** start Supplied text **

Sky gave him the team’s reins for the Belgian monument after a spring classics campaign that already includes an E3 Harelbeke win and a third-place result in Gent-Wevelgem.
Thomas will have the support of teammate Bradley Wiggins, in his last races with Sky, and Omloop Het Nieuwsblad winner Ian Stannard.
The leadership role comes after years of racing on the track, helping in the Tour de France, and developing in the cobbled classics.
“I have experience,” Thomas said. “I’m really taking it serious now like I did when I was on the track.”
Thomas rode in the four-man pursuit team with Wiggins to win the Olympic gold medal at the 2008 Beijing Olympics. Afterwards he raced on the road with Barloworld and jumped over to Sky when it debuted in 2010. He has helped Sky’s classic riders like Juan Antonio Flecha and grand tour stars like Wiggins and Chris Froome, but he always kept one foot in the velodrome. That changed after the 2012 London Olympics, when Thomas began dedicating 100 percent of his time to the road.
“I said to him in Paris-Nice, I’ve never seen him like that before. He’s normally a bit away with the fairies, but he was paying attention to his food and his mindset,” Wiggins said.
“He’s spent quite a few years racing for other people, being the strongman and being praised as the super domestique, but now he’s getting the opportunity and position where he has the confidence to ride at the front.
“He’s up there with guys like [Fabian] Cancellara now. He’s nearly 30 and he’s realized that these are the years to win one of these things.”
“The main thing was focusing on the road solely, not the track,” Thomas added.

** end Supplied text **
** start Dataset rows **

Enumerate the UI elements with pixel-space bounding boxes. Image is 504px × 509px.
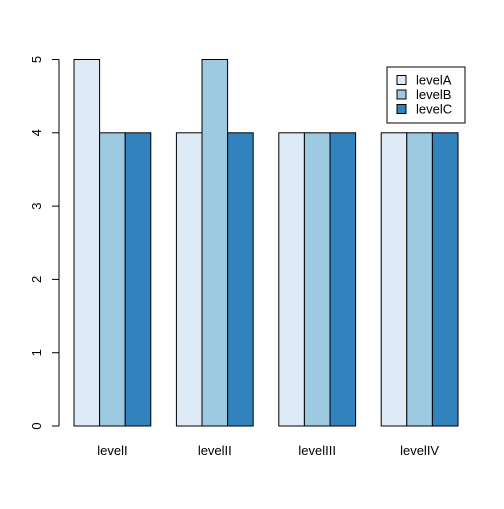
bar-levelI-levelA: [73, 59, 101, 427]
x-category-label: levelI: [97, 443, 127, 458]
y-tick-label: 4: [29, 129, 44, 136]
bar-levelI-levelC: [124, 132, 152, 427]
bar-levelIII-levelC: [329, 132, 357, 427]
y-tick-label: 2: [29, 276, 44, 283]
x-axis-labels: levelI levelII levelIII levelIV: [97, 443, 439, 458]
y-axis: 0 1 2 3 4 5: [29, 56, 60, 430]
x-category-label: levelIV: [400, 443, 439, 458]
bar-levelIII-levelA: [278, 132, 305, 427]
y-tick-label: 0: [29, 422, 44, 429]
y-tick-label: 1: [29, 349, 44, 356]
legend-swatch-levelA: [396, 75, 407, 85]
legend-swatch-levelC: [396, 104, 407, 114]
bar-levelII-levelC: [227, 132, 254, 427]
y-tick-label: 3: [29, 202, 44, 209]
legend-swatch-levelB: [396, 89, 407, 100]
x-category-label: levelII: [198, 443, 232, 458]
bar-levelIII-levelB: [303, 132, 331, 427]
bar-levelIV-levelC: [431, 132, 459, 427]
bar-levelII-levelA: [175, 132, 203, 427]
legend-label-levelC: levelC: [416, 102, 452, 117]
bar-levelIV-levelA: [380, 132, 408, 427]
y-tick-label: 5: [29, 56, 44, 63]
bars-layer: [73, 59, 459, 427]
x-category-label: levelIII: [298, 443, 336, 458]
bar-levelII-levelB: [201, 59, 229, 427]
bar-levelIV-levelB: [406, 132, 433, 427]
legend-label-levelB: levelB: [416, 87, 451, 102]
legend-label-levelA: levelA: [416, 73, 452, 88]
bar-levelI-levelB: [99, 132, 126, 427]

** end Dataset rows **
** start Dataset rows **

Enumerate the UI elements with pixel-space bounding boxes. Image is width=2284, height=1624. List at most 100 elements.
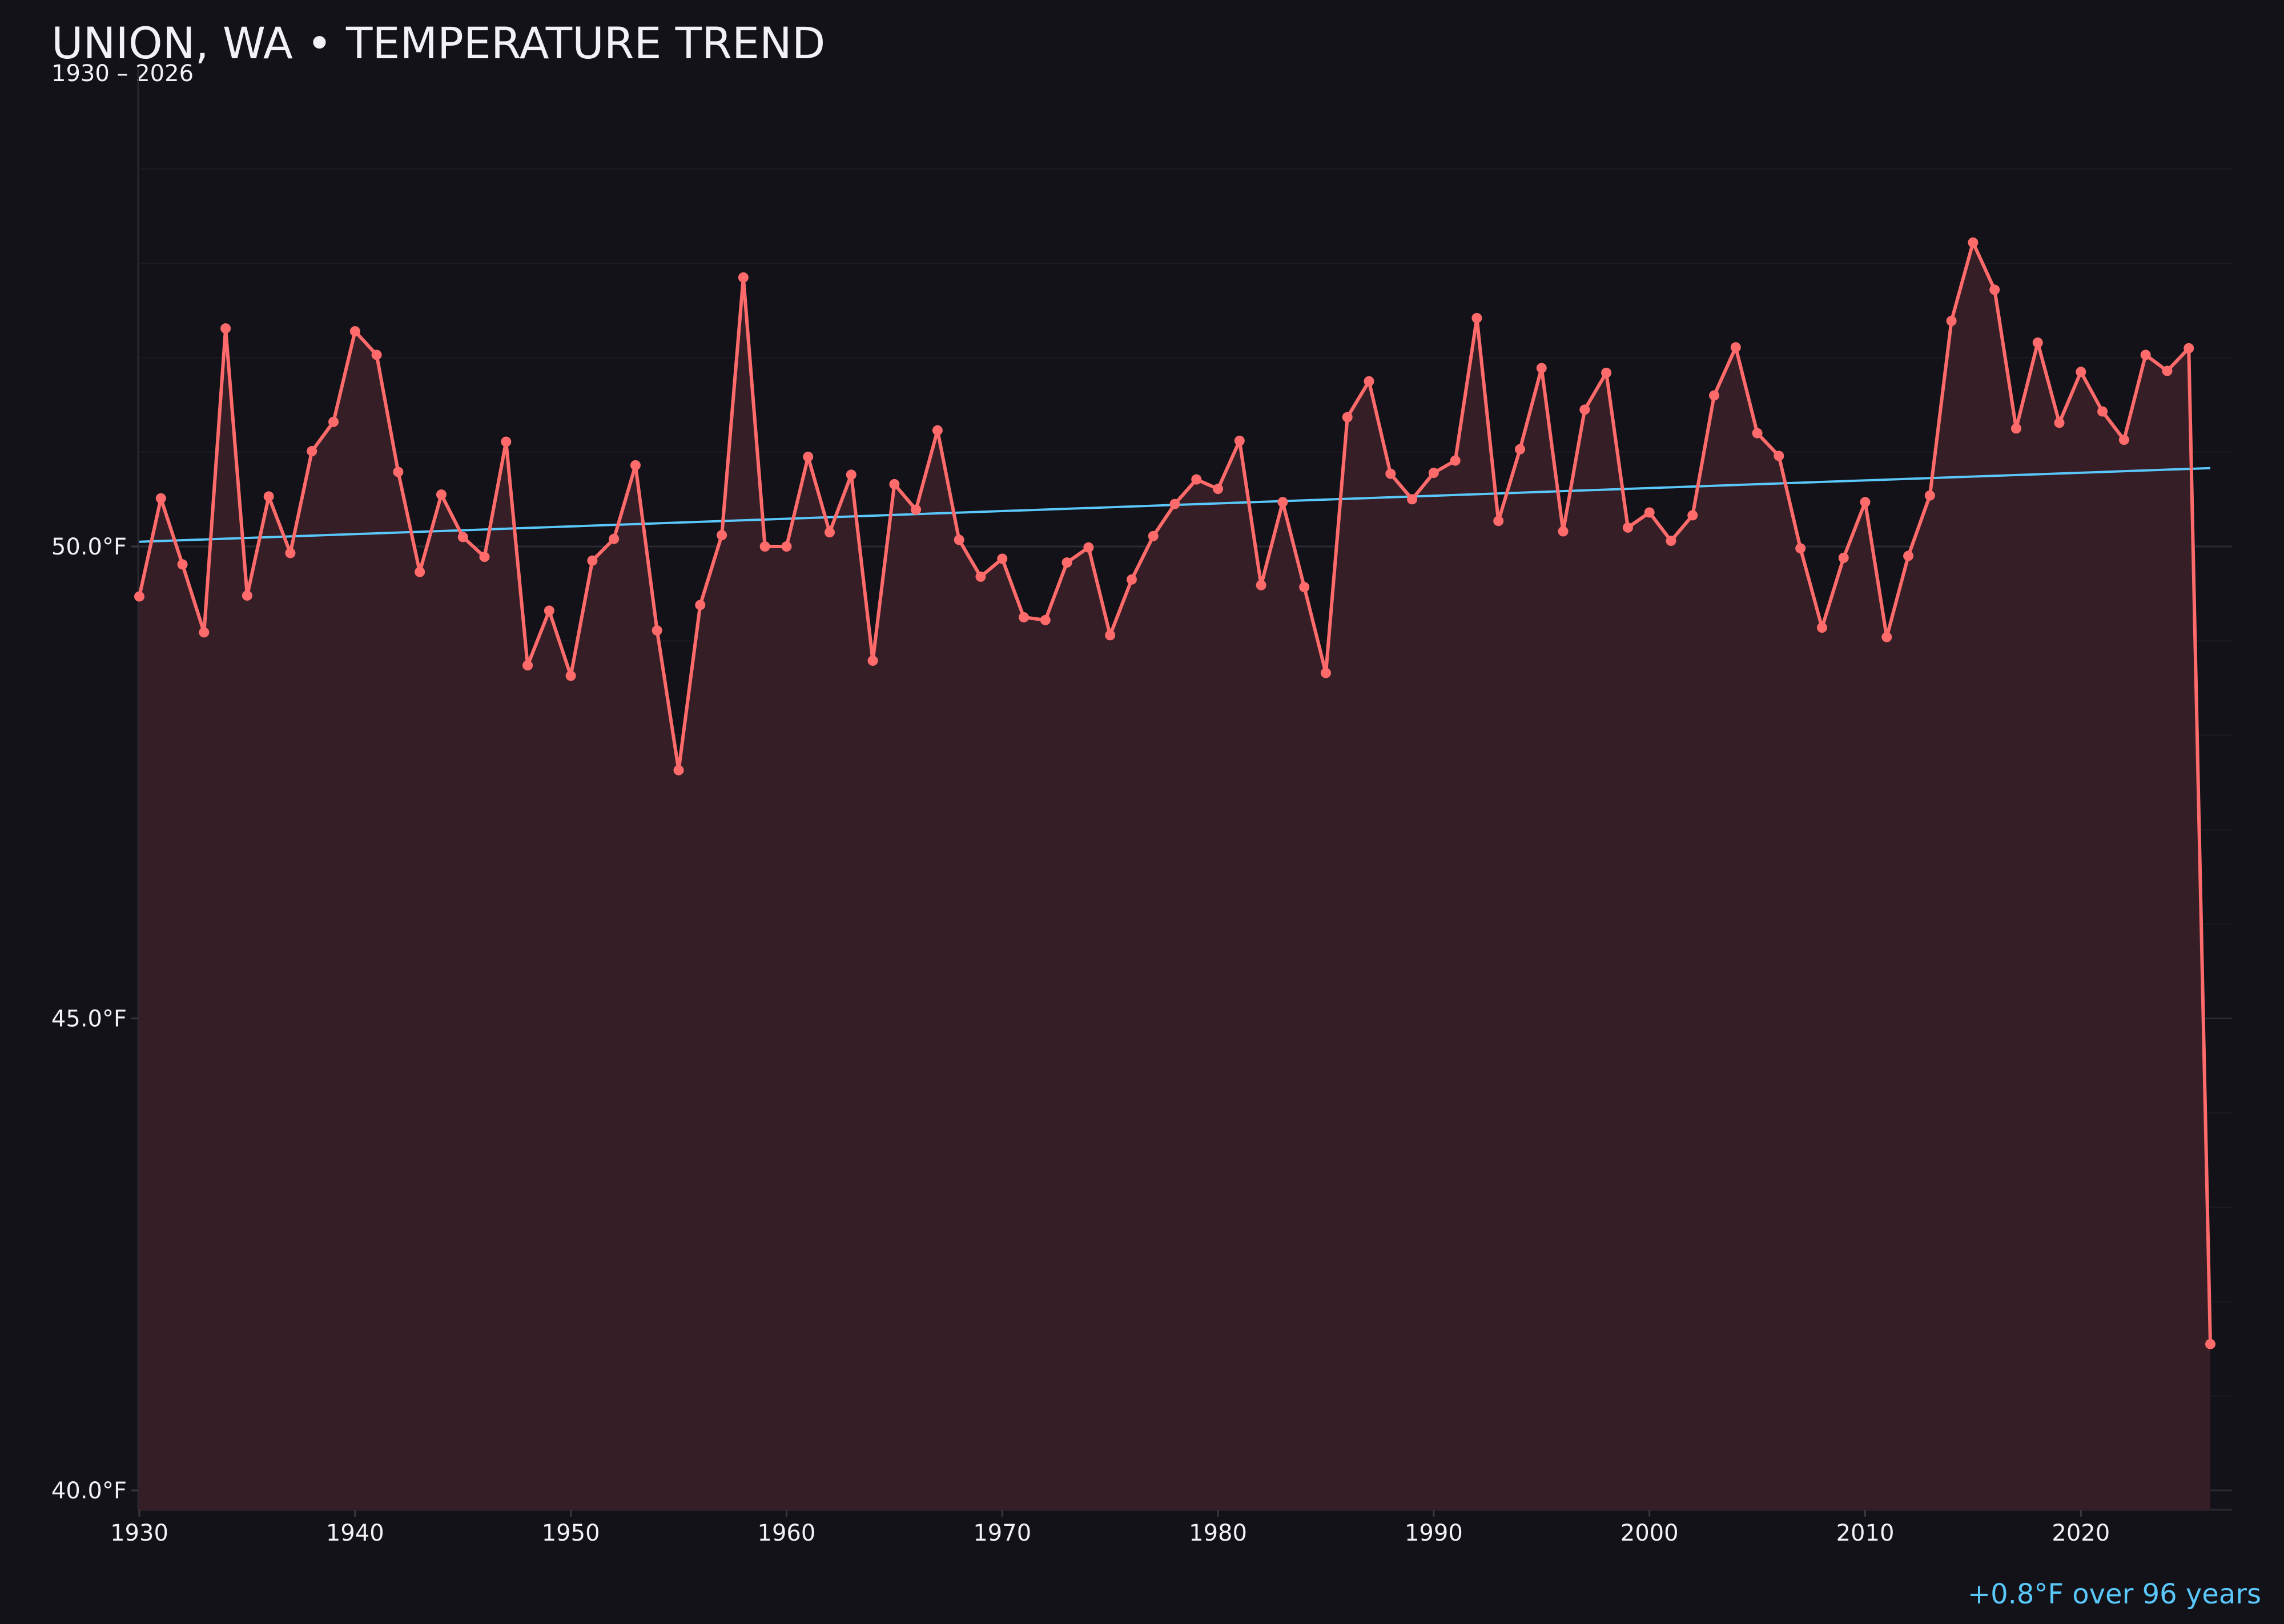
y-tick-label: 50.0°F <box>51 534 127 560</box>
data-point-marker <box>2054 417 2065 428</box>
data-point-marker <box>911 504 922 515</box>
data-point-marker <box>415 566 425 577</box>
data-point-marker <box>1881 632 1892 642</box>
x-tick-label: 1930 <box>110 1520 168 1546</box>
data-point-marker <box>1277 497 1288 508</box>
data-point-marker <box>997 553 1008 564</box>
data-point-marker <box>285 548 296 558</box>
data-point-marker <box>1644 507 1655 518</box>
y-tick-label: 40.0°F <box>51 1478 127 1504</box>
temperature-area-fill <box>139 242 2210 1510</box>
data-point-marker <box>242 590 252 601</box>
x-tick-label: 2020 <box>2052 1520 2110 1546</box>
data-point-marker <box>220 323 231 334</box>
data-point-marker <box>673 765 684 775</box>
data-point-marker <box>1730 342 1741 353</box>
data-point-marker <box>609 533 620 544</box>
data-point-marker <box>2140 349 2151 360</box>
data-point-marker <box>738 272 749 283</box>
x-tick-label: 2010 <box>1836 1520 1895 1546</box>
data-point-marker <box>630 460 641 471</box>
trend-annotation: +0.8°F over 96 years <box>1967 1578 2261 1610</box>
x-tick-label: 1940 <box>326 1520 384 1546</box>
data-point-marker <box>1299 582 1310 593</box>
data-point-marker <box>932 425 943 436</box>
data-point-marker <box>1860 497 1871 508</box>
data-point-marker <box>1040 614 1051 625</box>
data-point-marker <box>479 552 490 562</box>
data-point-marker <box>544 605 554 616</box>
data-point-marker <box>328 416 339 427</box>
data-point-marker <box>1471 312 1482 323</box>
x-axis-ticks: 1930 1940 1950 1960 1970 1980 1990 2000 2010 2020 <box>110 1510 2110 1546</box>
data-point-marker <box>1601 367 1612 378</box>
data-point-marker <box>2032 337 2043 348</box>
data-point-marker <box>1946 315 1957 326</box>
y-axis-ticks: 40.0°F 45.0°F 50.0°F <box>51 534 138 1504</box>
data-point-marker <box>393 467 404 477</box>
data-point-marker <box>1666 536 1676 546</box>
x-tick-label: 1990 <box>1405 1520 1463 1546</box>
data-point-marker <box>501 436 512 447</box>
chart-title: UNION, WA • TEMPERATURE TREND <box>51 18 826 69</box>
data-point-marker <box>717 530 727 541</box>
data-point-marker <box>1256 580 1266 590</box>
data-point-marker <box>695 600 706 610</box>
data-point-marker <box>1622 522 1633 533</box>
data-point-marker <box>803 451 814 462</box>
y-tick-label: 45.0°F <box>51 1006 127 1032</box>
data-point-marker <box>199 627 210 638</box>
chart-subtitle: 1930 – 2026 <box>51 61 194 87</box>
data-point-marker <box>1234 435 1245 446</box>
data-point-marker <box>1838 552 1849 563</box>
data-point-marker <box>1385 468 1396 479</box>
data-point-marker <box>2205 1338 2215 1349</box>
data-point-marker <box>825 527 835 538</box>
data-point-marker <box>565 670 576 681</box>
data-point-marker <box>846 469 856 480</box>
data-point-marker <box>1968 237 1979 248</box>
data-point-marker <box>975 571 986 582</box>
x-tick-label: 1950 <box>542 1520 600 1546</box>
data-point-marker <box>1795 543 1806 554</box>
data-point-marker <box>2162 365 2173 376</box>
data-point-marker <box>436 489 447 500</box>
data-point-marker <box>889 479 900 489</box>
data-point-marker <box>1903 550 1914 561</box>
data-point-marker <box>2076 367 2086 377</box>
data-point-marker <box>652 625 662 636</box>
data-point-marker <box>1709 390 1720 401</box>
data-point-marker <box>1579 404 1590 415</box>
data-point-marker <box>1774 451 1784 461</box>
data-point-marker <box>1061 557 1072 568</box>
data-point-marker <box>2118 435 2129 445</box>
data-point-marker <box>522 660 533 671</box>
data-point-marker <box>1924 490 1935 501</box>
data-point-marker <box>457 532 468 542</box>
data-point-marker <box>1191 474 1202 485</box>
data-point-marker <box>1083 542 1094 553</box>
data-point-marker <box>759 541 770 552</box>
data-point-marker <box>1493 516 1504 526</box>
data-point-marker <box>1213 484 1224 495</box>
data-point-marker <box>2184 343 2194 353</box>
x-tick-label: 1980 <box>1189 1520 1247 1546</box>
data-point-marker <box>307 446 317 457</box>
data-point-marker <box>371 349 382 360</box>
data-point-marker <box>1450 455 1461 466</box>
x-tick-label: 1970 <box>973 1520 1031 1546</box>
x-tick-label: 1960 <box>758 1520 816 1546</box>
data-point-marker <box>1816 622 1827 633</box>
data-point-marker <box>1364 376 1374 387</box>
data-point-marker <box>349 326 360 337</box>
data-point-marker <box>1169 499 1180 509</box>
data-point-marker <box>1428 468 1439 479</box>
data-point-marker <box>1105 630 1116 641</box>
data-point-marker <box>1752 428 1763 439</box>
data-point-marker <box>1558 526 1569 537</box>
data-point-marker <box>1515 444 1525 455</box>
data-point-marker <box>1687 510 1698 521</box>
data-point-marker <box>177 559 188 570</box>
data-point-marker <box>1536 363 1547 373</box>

** end Dataset rows **
** start Dataset rows **

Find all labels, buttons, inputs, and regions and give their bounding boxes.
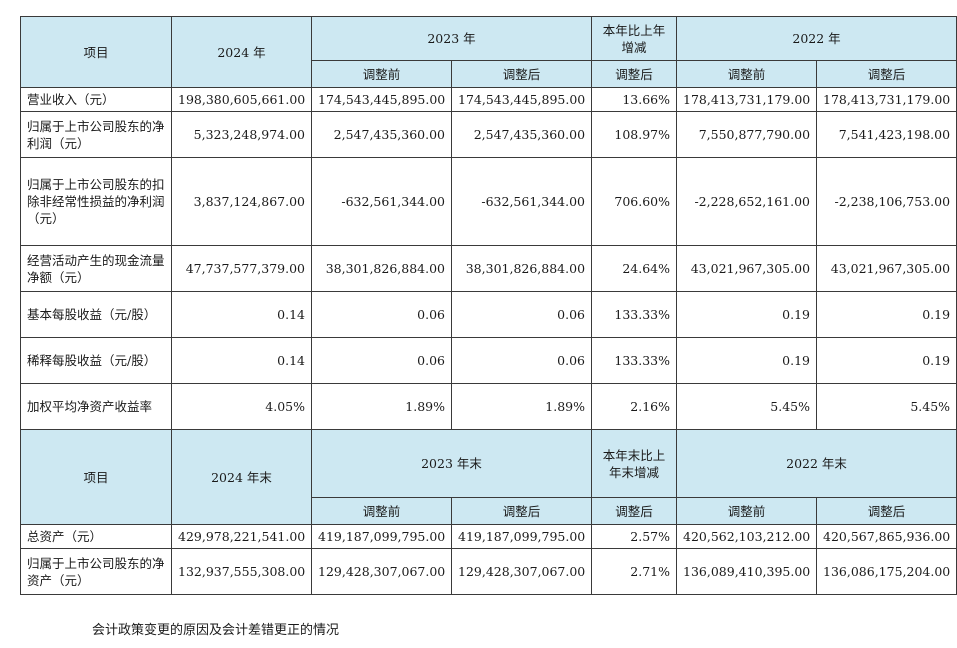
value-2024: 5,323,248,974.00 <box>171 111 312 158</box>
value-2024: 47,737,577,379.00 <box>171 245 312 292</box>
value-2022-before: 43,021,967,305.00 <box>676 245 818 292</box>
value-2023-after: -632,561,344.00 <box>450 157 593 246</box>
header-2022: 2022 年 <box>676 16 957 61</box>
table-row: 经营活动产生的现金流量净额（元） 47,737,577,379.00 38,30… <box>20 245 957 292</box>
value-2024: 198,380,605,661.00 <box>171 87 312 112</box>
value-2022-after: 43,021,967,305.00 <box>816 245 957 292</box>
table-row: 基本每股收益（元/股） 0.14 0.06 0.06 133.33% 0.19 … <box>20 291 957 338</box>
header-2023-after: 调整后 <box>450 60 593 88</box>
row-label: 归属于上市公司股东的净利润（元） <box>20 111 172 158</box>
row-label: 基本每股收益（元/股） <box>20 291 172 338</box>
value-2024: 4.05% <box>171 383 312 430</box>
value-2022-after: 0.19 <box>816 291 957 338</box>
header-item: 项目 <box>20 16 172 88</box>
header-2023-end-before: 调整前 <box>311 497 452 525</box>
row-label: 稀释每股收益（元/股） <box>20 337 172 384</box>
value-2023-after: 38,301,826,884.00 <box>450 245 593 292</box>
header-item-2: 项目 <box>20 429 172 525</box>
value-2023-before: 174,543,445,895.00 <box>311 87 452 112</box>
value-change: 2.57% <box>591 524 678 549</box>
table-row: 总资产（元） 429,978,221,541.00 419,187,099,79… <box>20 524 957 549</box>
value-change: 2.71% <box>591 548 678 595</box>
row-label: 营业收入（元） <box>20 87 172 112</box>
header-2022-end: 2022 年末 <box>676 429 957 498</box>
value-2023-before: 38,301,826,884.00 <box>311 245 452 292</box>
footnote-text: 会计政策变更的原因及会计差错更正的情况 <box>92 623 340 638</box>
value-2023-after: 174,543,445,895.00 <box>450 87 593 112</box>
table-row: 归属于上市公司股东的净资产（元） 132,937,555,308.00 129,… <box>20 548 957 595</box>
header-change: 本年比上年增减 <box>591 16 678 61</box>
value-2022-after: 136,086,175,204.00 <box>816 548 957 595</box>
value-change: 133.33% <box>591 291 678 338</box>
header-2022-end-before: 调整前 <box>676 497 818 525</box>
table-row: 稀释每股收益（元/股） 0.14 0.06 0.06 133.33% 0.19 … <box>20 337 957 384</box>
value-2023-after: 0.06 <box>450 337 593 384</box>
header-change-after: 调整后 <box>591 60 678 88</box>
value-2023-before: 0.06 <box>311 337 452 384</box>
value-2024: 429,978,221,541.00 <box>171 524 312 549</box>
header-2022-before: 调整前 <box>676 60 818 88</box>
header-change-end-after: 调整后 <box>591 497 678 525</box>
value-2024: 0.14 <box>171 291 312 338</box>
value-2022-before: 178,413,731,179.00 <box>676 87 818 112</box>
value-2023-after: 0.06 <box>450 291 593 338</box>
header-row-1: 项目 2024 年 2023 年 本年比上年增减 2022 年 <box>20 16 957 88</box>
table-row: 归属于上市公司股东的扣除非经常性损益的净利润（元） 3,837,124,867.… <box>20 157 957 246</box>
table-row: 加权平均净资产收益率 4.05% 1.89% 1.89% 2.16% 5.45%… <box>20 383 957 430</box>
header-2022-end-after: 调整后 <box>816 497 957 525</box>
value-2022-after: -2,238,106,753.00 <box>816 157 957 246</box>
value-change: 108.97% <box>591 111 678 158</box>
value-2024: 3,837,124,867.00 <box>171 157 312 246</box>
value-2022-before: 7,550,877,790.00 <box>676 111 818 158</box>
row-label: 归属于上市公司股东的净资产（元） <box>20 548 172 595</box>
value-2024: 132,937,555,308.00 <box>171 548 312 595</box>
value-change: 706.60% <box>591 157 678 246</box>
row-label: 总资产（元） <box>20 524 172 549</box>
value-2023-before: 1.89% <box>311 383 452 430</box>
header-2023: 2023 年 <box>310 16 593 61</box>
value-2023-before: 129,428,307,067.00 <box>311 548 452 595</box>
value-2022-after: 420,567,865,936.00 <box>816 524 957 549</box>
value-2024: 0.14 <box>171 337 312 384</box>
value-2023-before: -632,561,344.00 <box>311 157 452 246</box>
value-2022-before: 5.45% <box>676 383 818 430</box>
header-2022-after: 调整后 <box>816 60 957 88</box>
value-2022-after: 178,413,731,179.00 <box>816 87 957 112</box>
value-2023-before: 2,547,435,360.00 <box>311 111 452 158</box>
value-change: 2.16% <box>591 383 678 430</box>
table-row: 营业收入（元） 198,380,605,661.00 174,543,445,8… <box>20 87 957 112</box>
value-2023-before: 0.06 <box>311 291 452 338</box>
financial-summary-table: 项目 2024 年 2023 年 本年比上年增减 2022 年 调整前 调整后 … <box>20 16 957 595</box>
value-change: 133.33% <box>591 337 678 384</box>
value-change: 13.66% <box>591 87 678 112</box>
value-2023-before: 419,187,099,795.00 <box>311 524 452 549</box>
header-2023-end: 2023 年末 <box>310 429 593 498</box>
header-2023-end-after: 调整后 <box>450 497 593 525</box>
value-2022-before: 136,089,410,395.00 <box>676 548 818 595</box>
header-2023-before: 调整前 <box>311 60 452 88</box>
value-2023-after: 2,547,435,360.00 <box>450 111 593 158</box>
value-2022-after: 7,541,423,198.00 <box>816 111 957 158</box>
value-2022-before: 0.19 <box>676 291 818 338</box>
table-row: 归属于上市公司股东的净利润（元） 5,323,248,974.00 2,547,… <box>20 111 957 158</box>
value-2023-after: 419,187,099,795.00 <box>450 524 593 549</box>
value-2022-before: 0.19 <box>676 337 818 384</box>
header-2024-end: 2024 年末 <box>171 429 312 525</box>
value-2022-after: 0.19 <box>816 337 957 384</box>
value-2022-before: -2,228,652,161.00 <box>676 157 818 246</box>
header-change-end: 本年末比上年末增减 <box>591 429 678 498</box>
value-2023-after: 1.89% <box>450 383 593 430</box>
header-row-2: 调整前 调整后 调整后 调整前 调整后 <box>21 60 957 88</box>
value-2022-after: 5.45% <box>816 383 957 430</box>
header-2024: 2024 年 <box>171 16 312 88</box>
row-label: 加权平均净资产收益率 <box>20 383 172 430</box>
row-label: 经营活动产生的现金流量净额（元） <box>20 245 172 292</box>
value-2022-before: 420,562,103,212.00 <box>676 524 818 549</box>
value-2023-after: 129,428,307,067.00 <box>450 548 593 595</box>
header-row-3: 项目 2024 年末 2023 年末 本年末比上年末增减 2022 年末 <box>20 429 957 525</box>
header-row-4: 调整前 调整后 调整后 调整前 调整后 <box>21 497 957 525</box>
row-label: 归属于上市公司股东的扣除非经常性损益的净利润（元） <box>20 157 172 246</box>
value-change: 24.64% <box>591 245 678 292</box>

** end Dataset rows **

• _Task set_:
(1) Do these statements agree with the cycling passage? Answer yes or no for each, quoting the deciding words of the passage.
(a) Thomas won Gent-Wevelgem this spring.
(b) Ian Stannard has won Omloop Het Nieuwsblad.
(c) Thomas took Olympic gold in the four-man pursuit at the 2008 Beijing Olympics.
(2) Reproduce the part of the cycling passage that opens with the words "Thomas rode in" and closes with "to the road.".

• _Answers given_:
(1)
(a) No: "a third-place result in Gent-Wevelgem"
(b) Yes: "Omloop Het Nieuwsblad winner Ian Stannard"
(c) Yes: "Thomas rode in the four-man pursuit team with Wiggins to win the Olympic gold medal at the 2008 Beijing Olympics"

(2)
Thomas rode in the four-man pursuit team with Wiggins to win the Olympic gold medal at the 2008 Beijing Olympics. Afterwards he raced on the road with Barloworld and jumped over to Sky when it debuted in 2010. He has helped Sky’s classic riders like Juan Antonio Flecha and grand tour stars like Wiggins and Chris Froome, but he always kept one foot in the velodrome. That changed after the 2012 London Olympics, when Thomas began dedicating 100 percent of his time to the road.